Give the listing again in full, exactly as written.

** START OF SOURCE DATA **

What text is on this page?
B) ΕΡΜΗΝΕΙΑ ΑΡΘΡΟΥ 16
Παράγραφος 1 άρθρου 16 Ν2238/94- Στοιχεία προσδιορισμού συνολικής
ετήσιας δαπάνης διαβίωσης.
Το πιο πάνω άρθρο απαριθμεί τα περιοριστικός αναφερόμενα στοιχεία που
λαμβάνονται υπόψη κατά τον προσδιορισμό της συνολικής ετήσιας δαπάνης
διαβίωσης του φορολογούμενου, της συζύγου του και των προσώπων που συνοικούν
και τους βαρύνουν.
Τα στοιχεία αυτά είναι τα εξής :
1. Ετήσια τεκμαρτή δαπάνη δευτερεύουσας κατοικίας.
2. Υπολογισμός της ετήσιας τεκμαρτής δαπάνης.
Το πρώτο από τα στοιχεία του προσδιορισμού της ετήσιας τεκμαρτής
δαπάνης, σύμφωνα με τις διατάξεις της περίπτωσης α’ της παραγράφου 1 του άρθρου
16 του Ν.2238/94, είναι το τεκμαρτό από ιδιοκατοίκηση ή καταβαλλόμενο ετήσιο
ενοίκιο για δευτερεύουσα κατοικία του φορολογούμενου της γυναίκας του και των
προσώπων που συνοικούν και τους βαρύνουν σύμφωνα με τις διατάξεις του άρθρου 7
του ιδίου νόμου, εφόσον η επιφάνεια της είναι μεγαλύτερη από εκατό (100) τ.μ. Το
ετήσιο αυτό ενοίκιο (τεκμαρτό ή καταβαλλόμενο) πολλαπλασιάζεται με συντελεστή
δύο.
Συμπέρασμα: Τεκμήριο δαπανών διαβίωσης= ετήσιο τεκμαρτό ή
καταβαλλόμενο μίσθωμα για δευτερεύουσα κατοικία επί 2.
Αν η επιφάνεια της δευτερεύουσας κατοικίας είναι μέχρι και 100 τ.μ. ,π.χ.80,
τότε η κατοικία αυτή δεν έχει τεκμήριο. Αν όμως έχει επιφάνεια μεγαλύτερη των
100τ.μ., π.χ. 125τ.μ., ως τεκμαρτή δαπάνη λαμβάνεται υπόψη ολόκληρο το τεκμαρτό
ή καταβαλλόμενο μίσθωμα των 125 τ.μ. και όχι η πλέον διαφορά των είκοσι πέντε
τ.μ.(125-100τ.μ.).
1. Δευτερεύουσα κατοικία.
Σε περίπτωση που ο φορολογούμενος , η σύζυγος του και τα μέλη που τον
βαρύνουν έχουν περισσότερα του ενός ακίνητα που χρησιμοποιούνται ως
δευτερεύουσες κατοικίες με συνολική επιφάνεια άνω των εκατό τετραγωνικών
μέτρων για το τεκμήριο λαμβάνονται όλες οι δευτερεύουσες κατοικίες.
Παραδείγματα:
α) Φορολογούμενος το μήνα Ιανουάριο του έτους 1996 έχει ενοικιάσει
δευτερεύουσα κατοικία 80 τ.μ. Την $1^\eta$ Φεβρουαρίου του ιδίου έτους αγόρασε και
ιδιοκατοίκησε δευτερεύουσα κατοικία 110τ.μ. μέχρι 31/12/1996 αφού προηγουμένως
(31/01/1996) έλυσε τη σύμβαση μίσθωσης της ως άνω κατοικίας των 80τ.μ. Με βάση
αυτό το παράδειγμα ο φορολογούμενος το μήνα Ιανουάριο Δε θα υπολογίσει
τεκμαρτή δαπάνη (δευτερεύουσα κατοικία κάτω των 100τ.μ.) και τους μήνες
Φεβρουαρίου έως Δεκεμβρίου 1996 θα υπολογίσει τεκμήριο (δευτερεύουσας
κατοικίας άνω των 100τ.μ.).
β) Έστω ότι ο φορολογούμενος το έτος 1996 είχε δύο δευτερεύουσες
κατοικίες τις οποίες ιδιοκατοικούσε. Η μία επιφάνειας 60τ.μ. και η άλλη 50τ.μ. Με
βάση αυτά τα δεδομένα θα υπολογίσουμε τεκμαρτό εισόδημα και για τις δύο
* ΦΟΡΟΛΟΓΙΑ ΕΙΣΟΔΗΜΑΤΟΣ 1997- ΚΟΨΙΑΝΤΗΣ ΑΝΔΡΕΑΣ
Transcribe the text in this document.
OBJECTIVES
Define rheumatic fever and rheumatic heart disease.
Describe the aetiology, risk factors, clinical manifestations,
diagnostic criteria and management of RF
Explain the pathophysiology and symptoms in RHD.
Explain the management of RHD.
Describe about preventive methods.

** END OF SOURCE DATA **

RESPONSE:
What text is on this page?
B) ΕΡΜΗΝΕΙΑ ΑΡΘΡΟΥ 16
Παράγραφος 1 άρθρου 16 Ν2238/94- Στοιχεία προσδιορισμού συνολικής
ετήσιας δαπάνης διαβίωσης.
Το πιο πάνω άρθρο απαριθμεί τα περιοριστικός αναφερόμενα στοιχεία που
λαμβάνονται υπόψη κατά τον προσδιορισμό της συνολικής ετήσιας δαπάνης
διαβίωσης του φορολογούμενου, της συζύγου του και των προσώπων που συνοικούν
και τους βαρύνουν.
Τα στοιχεία αυτά είναι τα εξής :
1. Ετήσια τεκμαρτή δαπάνη δευτερεύουσας κατοικίας.
2. Υπολογισμός της ετήσιας τεκμαρτής δαπάνης.
Το πρώτο από τα στοιχεία του προσδιορισμού της ετήσιας τεκμαρτής
δαπάνης, σύμφωνα με τις διατάξεις της περίπτωσης α’ της παραγράφου 1 του άρθρου
16 του Ν.2238/94, είναι το τεκμαρτό από ιδιοκατοίκηση ή καταβαλλόμενο ετήσιο
ενοίκιο για δευτερεύουσα κατοικία του φορολογούμενου της γυναίκας του και των
προσώπων που συνοικούν και τους βαρύνουν σύμφωνα με τις διατάξεις του άρθρου 7
του ιδίου νόμου, εφόσον η επιφάνεια της είναι μεγαλύτερη από εκατό (100) τ.μ. Το
ετήσιο αυτό ενοίκιο (τεκμαρτό ή καταβαλλόμενο) πολλαπλασιάζεται με συντελεστή
δύο.
Συμπέρασμα: Τεκμήριο δαπανών διαβίωσης= ετήσιο τεκμαρτό ή
καταβαλλόμενο μίσθωμα για δευτερεύουσα κατοικία επί 2.
Αν η επιφάνεια της δευτερεύουσας κατοικίας είναι μέχρι και 100 τ.μ. ,π.χ.80,
τότε η κατοικία αυτή δεν έχει τεκμήριο. Αν όμως έχει επιφάνεια μεγαλύτερη των
100τ.μ., π.χ. 125τ.μ., ως τεκμαρτή δαπάνη λαμβάνεται υπόψη ολόκληρο το τεκμαρτό
ή καταβαλλόμενο μίσθωμα των 125 τ.μ. και όχι η πλέον διαφορά των είκοσι πέντε
τ.μ.(125-100τ.μ.).
1. Δευτερεύουσα κατοικία.
Σε περίπτωση που ο φορολογούμενος , η σύζυγος του και τα μέλη που τον
βαρύνουν έχουν περισσότερα του ενός ακίνητα που χρησιμοποιούνται ως
δευτερεύουσες κατοικίες με συνολική επιφάνεια άνω των εκατό τετραγωνικών
μέτρων για το τεκμήριο λαμβάνονται όλες οι δευτερεύουσες κατοικίες.
Παραδείγματα:
α) Φορολογούμενος το μήνα Ιανουάριο του έτους 1996 έχει ενοικιάσει
δευτερεύουσα κατοικία 80 τ.μ. Την $1^\eta$ Φεβρουαρίου του ιδίου έτους αγόρασε και
ιδιοκατοίκησε δευτερεύουσα κατοικία 110τ.μ. μέχρι 31/12/1996 αφού προηγουμένως
(31/01/1996) έλυσε τη σύμβαση μίσθωσης της ως άνω κατοικίας των 80τ.μ. Με βάση
αυτό το παράδειγμα ο φορολογούμενος το μήνα Ιανουάριο Δε θα υπολογίσει
τεκμαρτή δαπάνη (δευτερεύουσα κατοικία κάτω των 100τ.μ.) και τους μήνες
Φεβρουαρίου έως Δεκεμβρίου 1996 θα υπολογίσει τεκμήριο (δευτερεύουσας
κατοικίας άνω των 100τ.μ.).
β) Έστω ότι ο φορολογούμενος το έτος 1996 είχε δύο δευτερεύουσες
κατοικίες τις οποίες ιδιοκατοικούσε. Η μία επιφάνειας 60τ.μ. και η άλλη 50τ.μ. Με
βάση αυτά τα δεδομένα θα υπολογίσουμε τεκμαρτό εισόδημα και για τις δύο
* ΦΟΡΟΛΟΓΙΑ ΕΙΣΟΔΗΜΑΤΟΣ 1997- ΚΟΨΙΑΝΤΗΣ ΑΝΔΡΕΑΣ
Transcribe the text in this document.
OBJECTIVES
Define rheumatic fever and rheumatic heart disease.
Describe the aetiology, risk factors, clinical manifestations,
diagnostic criteria and management of RF
Explain the pathophysiology and symptoms in RHD.
Explain the management of RHD.
Describe about preventive methods.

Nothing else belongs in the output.